━━━ SUPPLIED DATA

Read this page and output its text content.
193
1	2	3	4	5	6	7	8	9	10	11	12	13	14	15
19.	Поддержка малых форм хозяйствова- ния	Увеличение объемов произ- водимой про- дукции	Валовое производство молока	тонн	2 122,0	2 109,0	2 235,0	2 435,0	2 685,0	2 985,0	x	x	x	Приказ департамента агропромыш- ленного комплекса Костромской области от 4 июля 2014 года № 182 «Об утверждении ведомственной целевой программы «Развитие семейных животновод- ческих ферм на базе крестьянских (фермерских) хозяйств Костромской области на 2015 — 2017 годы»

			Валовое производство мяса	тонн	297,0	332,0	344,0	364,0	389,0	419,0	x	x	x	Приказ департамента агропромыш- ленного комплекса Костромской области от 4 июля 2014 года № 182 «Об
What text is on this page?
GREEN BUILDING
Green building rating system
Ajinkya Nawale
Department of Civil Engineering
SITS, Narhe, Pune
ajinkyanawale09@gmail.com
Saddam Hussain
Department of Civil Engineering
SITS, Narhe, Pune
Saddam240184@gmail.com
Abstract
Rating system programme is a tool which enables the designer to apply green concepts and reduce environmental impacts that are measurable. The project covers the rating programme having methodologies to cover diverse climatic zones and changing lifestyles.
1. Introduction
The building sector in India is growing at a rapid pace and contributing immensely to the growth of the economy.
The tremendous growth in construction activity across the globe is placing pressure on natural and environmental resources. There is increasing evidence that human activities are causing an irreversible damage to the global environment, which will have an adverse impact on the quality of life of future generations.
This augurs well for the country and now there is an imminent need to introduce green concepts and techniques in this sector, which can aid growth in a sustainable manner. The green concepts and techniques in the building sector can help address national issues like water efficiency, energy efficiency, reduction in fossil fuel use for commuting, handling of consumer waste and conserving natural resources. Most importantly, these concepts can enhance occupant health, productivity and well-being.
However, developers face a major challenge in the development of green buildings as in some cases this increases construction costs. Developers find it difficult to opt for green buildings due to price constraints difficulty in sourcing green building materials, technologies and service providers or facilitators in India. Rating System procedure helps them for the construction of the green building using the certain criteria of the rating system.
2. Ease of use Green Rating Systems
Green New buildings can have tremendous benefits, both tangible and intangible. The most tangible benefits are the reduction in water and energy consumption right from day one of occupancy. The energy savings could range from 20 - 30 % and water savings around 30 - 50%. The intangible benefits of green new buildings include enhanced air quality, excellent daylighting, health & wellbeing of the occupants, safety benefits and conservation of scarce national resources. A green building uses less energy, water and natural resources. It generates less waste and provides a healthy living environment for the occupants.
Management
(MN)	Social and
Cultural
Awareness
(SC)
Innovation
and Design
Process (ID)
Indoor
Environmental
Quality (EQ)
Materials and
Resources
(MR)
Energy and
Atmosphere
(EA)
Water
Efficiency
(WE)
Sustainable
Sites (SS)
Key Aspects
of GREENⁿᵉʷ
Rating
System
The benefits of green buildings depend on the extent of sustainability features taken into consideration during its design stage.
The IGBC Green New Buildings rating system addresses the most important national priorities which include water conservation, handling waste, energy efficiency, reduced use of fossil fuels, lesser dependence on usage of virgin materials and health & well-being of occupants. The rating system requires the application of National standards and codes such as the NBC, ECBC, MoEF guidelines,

━━━━━━
━━━ SUPPLIED DATA

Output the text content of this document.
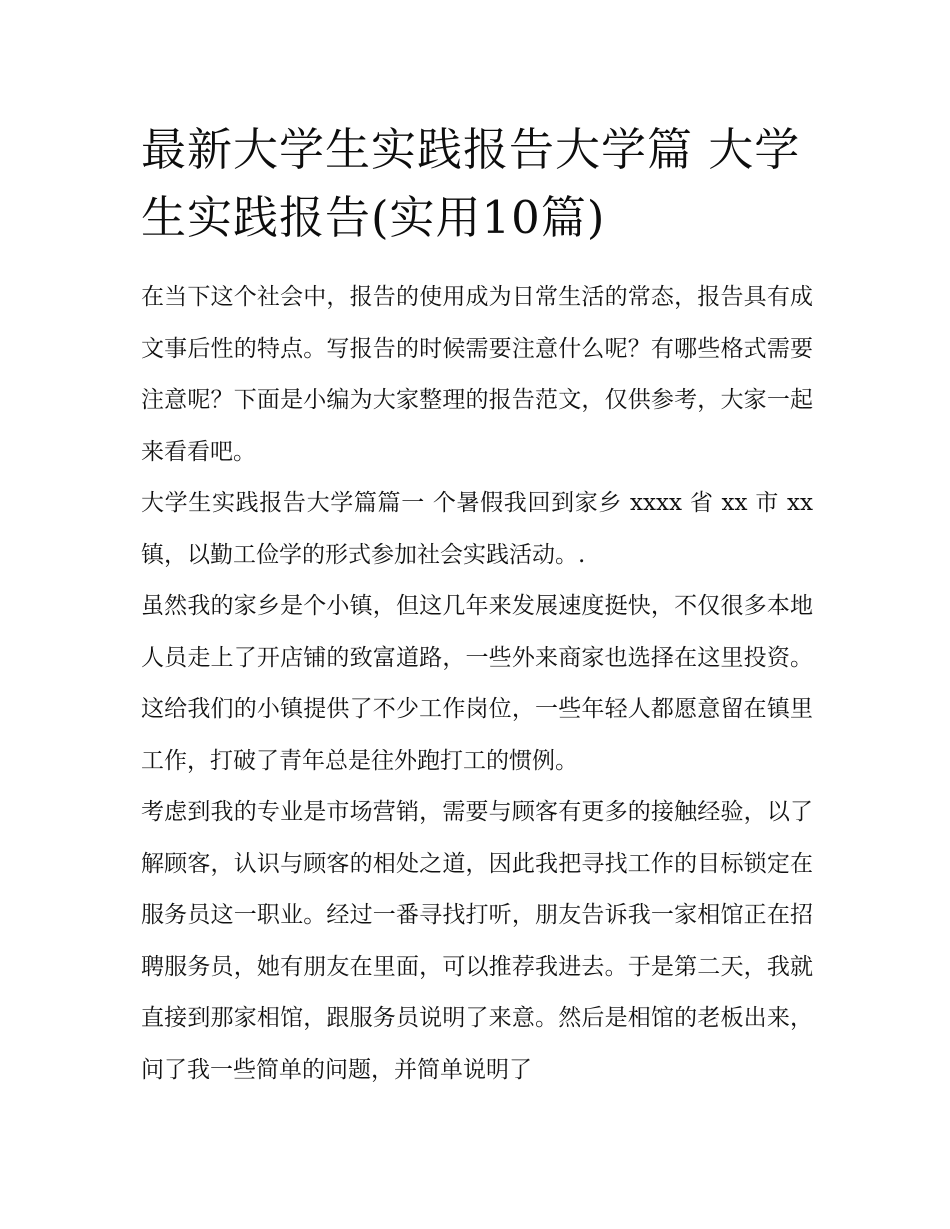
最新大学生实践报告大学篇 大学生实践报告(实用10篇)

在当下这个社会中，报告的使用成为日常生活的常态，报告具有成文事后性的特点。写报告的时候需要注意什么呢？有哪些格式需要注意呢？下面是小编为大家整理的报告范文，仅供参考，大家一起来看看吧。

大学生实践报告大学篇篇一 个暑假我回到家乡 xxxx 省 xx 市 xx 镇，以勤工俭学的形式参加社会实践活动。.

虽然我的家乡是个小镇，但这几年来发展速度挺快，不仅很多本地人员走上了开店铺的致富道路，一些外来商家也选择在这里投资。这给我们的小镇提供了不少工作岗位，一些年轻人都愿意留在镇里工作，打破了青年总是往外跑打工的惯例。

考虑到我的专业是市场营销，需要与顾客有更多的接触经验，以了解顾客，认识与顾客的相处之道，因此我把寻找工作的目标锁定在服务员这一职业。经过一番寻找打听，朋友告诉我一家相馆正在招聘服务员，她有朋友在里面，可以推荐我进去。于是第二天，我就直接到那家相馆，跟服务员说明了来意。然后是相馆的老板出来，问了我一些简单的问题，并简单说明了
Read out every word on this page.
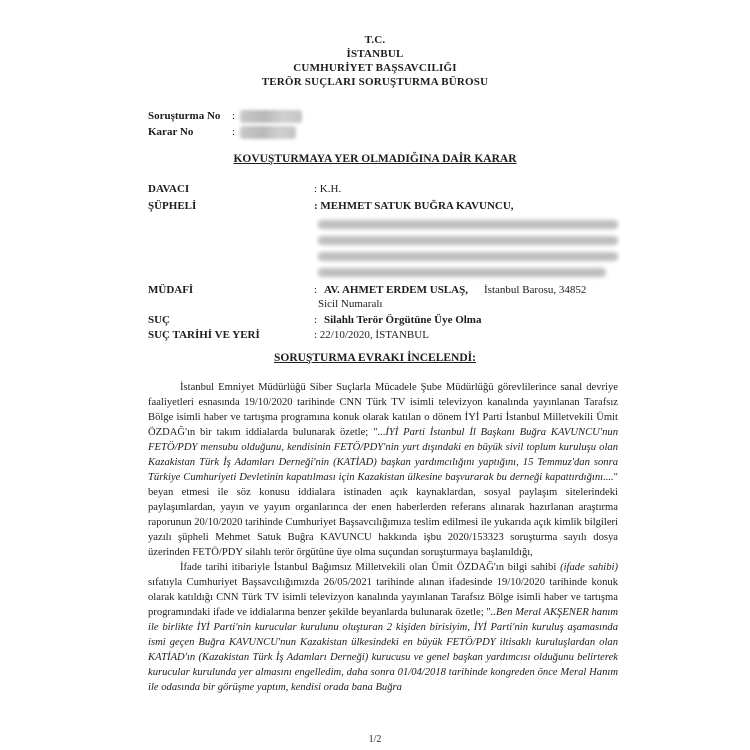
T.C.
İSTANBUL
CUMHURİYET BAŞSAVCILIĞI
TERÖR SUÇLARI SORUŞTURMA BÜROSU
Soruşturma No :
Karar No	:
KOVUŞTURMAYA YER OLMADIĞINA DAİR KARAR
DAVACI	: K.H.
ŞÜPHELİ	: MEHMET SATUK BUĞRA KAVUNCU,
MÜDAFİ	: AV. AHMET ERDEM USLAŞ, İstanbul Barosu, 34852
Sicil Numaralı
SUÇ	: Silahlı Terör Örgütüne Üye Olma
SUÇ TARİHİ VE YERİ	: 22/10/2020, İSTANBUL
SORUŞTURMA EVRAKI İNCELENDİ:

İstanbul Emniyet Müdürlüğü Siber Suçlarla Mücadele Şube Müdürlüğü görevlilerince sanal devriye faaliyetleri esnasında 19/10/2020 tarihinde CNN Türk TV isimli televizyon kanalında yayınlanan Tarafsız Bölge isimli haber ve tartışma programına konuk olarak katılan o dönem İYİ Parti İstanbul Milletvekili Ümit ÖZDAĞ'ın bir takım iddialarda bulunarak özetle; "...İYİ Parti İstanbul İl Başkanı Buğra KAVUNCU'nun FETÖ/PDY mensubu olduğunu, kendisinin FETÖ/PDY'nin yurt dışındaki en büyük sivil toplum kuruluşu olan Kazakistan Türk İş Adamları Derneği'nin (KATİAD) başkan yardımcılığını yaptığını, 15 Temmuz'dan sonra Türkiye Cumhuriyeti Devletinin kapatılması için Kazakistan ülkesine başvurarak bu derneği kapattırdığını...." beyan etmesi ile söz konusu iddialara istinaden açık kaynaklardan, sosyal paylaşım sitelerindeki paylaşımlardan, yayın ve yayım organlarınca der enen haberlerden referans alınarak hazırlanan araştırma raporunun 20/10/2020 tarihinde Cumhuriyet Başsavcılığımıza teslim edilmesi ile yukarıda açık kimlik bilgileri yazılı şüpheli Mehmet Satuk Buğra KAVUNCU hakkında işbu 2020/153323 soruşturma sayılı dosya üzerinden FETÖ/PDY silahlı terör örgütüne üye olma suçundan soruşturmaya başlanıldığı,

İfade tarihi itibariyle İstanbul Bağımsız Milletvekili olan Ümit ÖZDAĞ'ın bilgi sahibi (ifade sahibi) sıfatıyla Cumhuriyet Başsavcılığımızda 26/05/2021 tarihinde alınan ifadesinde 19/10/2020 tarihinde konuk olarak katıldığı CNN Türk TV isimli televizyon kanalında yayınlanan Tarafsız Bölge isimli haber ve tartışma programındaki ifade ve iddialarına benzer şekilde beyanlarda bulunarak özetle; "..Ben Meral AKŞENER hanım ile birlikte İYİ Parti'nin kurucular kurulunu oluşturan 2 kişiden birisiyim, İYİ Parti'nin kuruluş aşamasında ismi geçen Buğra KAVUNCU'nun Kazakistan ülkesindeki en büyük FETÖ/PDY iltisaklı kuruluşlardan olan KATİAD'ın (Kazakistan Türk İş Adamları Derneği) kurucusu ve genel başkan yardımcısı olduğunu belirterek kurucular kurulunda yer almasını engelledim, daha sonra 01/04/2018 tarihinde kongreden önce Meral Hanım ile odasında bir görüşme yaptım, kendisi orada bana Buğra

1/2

━━━━━━

## INSTRUCTIONS FOR THE TASK
Find the string "департамента" in the listing and return every line that holds it.

## ANSWER FOR THE TASK
19.	Поддержка малых форм хозяйствова- ния	Увеличение объемов произ- водимой про- дукции	Валовое производство молока	тонн	2 122,0	2 109,0	2 235,0	2 435,0	2 685,0	2 985,0	x	x	x	Приказ департамента агропромыш- ленного комплекса Костромской области от 4 июля 2014 года № 182 «Об утверждении ведомственной целевой программы «Развитие семейных животновод- ческих ферм на базе крестьянских (фермерских) хозяйств Костромской области на 2015 — 2017 годы»
			Валовое производство мяса	тонн	297,0	332,0	344,0	364,0	389,0	419,0	x	x	x	Приказ департамента агропромыш- ленного комплекса Костромской области от 4 июля 2014 года № 182 «Об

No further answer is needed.